Saved data entries:

--- start ---

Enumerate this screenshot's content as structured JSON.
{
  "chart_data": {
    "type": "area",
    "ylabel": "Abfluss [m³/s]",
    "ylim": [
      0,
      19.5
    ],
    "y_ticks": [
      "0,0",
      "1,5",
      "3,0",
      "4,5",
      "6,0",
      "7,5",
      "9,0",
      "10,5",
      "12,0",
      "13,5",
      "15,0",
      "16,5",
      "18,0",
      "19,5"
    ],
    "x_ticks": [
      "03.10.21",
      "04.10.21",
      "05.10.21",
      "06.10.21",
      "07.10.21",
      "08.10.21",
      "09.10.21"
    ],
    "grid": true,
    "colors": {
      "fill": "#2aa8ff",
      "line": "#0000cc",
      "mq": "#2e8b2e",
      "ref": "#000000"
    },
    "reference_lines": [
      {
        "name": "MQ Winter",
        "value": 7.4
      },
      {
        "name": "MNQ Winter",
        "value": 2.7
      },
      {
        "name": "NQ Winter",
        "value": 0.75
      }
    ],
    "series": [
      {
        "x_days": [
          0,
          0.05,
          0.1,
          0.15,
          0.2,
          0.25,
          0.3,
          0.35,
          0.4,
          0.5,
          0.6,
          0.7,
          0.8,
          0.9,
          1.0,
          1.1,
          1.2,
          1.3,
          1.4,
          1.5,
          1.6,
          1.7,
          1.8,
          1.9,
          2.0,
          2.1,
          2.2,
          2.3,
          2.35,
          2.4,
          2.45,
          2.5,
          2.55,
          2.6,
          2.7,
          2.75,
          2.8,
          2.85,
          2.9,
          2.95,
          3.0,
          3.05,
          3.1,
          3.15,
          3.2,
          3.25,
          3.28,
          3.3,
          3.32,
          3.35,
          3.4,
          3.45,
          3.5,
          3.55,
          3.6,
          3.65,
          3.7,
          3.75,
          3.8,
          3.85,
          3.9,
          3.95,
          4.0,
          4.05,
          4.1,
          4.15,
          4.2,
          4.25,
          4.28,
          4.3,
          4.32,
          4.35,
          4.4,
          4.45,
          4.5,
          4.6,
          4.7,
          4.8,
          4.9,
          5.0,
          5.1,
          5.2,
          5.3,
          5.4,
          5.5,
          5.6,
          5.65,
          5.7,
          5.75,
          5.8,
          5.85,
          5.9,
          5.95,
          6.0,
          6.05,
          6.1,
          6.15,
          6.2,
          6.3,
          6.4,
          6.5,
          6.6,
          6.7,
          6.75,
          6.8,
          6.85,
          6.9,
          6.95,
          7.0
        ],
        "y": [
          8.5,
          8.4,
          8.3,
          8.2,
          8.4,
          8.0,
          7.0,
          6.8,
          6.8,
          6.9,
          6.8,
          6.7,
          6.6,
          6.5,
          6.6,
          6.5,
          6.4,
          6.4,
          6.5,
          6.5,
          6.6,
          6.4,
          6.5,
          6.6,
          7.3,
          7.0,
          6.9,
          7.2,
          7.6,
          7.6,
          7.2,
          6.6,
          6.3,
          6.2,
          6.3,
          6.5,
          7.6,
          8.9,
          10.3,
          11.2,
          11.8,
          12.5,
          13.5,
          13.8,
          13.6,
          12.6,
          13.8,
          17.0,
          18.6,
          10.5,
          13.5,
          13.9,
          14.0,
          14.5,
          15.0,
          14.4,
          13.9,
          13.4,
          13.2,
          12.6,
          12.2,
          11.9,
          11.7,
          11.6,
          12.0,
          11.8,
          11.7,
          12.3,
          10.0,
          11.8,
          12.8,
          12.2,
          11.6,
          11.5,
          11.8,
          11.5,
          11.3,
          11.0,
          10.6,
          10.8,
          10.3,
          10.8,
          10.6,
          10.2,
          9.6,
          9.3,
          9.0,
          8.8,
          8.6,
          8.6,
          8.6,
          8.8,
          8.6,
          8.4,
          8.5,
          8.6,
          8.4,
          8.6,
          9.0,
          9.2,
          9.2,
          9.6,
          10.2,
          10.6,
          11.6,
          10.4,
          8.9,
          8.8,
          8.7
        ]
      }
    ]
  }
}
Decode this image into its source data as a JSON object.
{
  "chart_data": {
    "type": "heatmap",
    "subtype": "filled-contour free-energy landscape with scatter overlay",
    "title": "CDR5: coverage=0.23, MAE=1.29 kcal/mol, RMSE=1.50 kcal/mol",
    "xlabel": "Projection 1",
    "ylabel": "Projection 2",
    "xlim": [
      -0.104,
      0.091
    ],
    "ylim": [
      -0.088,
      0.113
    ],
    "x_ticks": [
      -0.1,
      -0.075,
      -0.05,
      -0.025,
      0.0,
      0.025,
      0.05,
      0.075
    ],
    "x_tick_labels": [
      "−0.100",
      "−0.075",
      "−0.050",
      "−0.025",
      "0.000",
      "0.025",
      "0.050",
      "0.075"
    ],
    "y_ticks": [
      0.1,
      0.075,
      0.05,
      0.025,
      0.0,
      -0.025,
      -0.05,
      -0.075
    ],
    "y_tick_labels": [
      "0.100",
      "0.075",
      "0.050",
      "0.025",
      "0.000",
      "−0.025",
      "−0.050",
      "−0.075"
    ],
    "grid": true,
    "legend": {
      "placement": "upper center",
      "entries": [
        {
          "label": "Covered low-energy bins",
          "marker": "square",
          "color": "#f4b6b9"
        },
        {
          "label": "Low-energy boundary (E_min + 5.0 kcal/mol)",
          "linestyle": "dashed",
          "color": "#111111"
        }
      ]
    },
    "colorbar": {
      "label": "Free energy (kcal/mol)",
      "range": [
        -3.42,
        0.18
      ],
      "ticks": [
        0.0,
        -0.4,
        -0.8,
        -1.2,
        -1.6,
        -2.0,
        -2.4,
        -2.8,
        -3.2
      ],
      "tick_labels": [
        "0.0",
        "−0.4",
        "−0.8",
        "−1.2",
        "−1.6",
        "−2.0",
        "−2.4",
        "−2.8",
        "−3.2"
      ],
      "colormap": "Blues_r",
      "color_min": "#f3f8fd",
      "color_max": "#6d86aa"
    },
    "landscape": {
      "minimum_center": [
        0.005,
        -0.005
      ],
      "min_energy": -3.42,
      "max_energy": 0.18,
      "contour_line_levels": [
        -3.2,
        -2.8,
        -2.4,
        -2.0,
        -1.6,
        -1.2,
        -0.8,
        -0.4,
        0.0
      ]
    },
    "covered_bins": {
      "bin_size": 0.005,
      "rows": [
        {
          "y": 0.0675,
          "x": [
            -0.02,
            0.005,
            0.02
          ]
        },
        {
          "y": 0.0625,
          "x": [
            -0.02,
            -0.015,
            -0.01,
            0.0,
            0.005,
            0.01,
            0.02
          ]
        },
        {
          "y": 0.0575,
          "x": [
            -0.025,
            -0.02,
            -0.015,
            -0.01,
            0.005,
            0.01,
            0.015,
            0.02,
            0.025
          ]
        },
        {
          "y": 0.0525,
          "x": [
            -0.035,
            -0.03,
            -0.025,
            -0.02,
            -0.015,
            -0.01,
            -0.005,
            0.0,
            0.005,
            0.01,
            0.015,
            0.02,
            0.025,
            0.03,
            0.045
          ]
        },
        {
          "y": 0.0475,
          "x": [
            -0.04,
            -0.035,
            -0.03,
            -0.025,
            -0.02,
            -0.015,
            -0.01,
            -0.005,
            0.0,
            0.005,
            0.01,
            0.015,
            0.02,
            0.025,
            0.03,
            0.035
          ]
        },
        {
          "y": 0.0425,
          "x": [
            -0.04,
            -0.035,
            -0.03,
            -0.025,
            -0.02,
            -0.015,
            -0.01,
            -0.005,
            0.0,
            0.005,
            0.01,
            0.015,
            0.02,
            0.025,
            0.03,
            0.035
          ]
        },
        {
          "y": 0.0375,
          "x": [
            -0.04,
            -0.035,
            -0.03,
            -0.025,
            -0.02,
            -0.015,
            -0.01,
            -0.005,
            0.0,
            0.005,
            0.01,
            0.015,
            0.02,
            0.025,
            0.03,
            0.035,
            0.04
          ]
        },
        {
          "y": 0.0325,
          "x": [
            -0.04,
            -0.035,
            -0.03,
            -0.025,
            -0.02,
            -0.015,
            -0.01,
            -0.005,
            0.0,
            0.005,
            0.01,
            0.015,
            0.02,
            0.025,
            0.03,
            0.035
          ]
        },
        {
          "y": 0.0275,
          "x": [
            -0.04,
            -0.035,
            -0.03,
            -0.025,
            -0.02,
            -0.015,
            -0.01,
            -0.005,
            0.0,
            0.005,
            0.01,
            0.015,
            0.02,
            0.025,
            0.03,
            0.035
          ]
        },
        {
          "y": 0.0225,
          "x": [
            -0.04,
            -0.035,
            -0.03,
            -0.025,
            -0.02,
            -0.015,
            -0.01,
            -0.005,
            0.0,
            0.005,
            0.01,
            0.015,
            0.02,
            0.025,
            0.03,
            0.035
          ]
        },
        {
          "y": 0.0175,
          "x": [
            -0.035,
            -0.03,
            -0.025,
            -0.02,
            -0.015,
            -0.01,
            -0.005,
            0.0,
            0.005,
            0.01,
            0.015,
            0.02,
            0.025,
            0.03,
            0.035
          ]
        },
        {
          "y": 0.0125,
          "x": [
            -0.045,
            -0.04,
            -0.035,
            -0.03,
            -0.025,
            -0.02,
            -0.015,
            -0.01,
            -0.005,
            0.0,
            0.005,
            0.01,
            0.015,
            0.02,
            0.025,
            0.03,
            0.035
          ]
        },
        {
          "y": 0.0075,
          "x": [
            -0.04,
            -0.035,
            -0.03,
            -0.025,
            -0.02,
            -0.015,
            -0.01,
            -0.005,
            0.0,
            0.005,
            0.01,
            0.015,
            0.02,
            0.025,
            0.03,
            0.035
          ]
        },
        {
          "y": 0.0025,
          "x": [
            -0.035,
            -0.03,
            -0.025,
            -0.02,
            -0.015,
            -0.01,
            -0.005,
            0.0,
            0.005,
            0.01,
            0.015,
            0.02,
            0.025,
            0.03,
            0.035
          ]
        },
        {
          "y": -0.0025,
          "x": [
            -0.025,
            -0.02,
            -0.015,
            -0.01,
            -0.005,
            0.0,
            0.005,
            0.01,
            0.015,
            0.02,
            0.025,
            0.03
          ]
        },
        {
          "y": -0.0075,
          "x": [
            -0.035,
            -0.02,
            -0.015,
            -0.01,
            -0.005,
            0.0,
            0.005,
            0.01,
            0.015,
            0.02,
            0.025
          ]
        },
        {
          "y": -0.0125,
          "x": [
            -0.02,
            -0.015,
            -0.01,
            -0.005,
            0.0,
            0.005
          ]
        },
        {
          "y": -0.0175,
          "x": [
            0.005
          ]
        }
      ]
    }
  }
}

--- end ---

** Task goal **
Which lines above contain the word "ylabel"? Copy each of them.

** Reply to the task **
    "ylabel": "Abfluss [m³/s]",
    "ylabel": "Projection 2",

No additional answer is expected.